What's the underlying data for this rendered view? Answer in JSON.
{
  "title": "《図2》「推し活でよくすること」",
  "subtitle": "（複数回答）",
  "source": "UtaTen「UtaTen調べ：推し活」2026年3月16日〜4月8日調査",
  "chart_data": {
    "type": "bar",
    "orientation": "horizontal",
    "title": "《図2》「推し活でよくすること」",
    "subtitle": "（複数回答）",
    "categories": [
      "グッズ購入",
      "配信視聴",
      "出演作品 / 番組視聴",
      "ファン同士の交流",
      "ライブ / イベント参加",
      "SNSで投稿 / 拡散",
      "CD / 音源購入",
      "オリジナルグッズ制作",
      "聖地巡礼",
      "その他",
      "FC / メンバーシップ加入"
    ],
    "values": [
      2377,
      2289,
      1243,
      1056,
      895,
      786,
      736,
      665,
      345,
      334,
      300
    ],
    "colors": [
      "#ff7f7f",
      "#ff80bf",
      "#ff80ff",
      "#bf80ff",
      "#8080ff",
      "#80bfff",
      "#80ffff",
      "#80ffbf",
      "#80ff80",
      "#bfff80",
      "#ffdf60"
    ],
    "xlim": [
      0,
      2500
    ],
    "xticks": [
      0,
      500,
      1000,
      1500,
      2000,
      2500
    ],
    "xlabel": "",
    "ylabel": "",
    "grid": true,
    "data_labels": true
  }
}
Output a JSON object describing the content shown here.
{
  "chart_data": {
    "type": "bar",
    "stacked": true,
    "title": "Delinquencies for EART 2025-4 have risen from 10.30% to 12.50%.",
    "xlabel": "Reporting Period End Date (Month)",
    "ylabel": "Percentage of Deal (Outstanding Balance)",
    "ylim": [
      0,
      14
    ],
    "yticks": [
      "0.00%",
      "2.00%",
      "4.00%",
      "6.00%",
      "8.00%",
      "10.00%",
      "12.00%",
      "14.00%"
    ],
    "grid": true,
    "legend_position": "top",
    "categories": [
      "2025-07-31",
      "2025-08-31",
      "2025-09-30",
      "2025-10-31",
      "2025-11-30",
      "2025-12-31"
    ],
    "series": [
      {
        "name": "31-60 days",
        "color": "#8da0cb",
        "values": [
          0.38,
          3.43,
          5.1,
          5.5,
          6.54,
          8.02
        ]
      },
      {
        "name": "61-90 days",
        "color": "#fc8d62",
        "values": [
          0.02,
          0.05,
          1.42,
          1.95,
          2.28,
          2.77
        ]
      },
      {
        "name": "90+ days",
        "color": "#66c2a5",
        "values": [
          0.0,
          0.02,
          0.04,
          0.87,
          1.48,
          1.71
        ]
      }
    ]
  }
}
----------------
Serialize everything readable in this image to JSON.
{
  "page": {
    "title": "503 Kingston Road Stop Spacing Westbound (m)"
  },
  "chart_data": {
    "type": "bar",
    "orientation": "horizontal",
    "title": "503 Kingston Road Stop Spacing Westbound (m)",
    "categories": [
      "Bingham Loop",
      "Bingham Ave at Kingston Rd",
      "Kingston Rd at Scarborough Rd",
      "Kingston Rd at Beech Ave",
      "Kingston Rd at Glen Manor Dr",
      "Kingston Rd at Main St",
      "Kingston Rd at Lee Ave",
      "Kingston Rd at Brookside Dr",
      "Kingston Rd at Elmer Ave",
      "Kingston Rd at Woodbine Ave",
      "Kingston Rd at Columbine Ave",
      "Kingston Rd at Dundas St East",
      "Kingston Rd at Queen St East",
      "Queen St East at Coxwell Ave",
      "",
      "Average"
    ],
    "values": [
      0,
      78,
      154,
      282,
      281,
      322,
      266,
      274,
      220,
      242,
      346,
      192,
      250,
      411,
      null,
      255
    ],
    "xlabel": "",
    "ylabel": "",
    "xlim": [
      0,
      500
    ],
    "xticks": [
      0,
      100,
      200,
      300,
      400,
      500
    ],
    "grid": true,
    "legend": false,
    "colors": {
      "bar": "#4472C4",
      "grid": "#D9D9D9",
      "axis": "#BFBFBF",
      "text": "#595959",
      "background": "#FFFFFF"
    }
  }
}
----------------
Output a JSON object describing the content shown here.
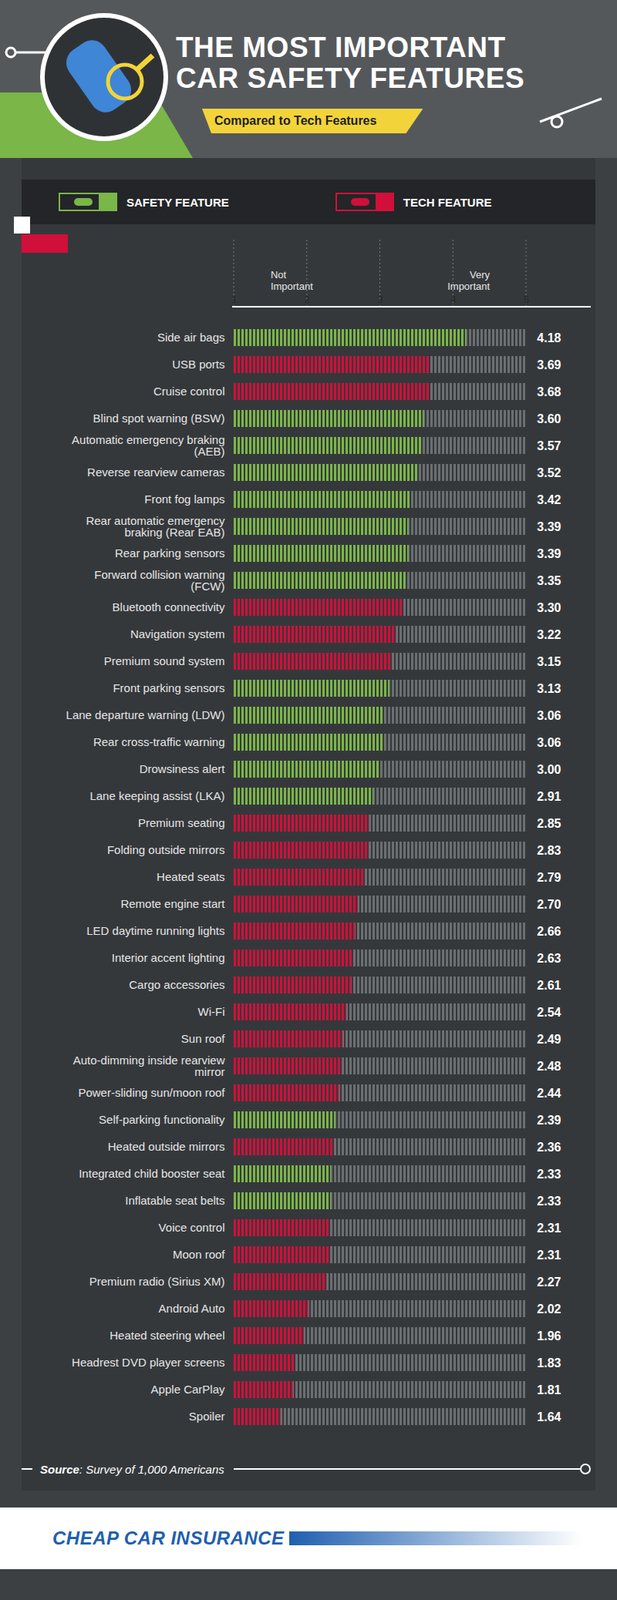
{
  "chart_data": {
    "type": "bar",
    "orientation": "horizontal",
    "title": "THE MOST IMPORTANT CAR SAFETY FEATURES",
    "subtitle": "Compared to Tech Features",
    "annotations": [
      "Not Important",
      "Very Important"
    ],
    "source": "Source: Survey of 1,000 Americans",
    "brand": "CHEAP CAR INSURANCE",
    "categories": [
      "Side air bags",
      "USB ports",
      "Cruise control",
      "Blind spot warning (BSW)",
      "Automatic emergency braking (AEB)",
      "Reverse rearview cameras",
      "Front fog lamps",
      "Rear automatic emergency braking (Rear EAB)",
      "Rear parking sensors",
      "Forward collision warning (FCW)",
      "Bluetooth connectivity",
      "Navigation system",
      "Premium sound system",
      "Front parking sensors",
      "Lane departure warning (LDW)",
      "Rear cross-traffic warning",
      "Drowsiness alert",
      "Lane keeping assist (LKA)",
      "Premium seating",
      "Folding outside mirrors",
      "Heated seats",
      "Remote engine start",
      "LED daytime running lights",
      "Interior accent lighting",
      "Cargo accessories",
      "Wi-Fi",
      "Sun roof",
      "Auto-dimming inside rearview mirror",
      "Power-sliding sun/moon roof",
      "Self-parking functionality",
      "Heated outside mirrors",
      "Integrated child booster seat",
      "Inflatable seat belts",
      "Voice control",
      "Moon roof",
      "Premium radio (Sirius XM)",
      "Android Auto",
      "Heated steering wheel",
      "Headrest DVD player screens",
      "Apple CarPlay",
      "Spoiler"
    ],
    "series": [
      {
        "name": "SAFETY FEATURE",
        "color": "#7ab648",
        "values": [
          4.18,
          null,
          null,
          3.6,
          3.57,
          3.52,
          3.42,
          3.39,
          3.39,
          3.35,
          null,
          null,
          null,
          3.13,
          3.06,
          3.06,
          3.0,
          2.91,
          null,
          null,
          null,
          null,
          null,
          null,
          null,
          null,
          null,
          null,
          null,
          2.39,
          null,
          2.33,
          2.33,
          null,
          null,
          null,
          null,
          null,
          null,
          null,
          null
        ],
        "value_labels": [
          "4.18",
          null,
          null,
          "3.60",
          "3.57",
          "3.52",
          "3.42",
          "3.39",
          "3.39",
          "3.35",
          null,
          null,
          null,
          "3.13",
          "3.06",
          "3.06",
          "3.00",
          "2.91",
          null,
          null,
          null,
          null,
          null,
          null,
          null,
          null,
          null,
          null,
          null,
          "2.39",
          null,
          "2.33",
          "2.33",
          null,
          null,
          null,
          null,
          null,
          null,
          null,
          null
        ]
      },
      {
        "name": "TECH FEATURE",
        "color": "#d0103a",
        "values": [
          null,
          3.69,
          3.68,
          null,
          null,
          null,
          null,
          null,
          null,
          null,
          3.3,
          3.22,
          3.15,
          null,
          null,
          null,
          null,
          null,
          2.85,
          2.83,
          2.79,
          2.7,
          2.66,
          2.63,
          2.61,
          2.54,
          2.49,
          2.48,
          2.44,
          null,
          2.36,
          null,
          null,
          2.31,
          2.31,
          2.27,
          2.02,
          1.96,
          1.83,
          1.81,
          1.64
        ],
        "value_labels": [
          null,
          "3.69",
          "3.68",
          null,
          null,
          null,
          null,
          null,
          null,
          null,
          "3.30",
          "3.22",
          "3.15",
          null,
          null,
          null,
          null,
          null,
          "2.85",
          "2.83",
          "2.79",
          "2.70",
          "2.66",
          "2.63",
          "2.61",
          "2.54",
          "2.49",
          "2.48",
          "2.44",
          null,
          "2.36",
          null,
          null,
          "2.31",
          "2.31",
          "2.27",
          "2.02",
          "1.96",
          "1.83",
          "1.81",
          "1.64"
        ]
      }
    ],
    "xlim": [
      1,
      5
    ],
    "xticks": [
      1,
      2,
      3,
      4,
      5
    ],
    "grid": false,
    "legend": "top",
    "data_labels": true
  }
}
----------------
**What you will do**
Filter the records for lines holding the string "Premium". Copy each one.

**Answer**
      "Premium sound system",
      "Premium seating",
      "Premium radio (Sirius XM)",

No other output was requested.